SOURCE PASSAGE →
────

The classification framework was implemented using Gradient Boosting, a decision tree–based ensemble algorithm that constructs models sequentially to minimize prediction error. Gradient Boosting was selected because it offers a balance between predictive performance and interpretability: unlike deep neural networks or other black-box models, its structure allows for transparent feature importance analyses and partial dependence visualizations. As a benchmark, a calibrated logistic regression model was also implemented to provide a linear baseline against which to contrast the performance of the non-linear ensemble.
To reduce the risk of overfitting while retaining sufficient flexibility, the base learners were restricted to shallow decision trees with a maximum depth of three. Shallow trees constrain the number of interaction terms captured by each base learner, ensuring that the resulting ensemble remains both stable and interpretable. This choice reflects a deliberate compromise: deeper trees could increase raw predictive accuracy at the expense of interpretability, whereas overly shallow learners (depth one or two) risk discarding meaningful biomechanical interactions.
All probability estimates were calibrated using isotonic regression. Calibration was prioritized because in applied biomechanics and sports medicine, probabilistic outputs should reflect the empirical likelihood of imbalance rather than arbitrary scores. Among available calibration techniques, isotonic regression was chosen over Platt scaling because it does not assume linearity in the log-odds space and is therefore better suited to the non-monotonic decision boundaries of Gradient Boosting. Calibrated probabilities thus ensure that model outputs can be interpreted as clinically meaningful risk estimates, rather than abstract classifier scores. Explicit reporting of calibration slope and intercept reinforces this interpretability by quantifying the agreement between predicted probabilities and observed outcome frequencies. This choice aligns with prior evidence that isotonic regression yields better-calibrated probabilities than Platt scaling across a wide range of non-linear classifiers.

────

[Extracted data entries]
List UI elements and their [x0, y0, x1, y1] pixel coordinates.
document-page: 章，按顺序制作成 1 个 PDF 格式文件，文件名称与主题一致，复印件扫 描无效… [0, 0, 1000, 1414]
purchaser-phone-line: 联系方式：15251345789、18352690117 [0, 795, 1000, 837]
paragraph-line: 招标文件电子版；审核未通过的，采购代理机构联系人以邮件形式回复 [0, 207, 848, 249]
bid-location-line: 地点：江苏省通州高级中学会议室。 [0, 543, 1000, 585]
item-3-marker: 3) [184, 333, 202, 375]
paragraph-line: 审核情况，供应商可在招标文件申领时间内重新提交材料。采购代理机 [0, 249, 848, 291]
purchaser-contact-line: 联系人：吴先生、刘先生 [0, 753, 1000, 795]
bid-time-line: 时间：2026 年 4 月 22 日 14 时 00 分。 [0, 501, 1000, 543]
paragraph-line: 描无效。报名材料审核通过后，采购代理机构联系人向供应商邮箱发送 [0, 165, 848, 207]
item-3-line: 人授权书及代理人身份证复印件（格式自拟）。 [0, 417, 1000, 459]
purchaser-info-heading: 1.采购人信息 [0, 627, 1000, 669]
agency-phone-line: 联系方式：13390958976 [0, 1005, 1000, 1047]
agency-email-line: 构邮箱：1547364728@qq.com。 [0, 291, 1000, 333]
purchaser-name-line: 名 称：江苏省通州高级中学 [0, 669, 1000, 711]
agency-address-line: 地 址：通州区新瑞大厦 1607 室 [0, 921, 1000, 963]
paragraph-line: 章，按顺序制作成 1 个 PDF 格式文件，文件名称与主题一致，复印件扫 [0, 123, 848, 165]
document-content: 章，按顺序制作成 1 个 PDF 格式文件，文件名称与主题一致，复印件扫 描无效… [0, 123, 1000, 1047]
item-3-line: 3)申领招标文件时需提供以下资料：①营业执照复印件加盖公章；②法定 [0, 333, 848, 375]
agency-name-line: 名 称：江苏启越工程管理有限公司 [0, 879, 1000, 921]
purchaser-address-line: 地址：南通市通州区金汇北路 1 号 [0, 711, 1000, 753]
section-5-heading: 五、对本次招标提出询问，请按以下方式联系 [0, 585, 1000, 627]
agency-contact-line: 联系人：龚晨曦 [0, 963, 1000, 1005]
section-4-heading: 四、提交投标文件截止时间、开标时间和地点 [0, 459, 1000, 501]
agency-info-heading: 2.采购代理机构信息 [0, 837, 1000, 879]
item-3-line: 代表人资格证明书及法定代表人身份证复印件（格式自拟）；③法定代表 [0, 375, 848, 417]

────

PROMPT 1 →
Summarize the methods passage in two sentences.
PROMPT 2 →
Answer these questions from the methods passage:
(a) What model was implemented as a benchmark?
(b) What maximum depth was set for the base learners?
(c) Which calibration technique was isotonic regression chosen over?
These records have no connection to the methods passage.

OUTPUT 1 →
The classifier was built with Gradient Boosting because it balances predictive performance and interpretability. Its base learners were limited to decision trees of maximum depth three, a calibrated logistic regression model served as a linear benchmark, and all probability estimates were calibrated with isotonic regression so that outputs can be read as clinically meaningful risk estimates.

OUTPUT 2 →
(a) A calibrated logistic regression model.
(b) A maximum depth of three.
(c) Platt scaling.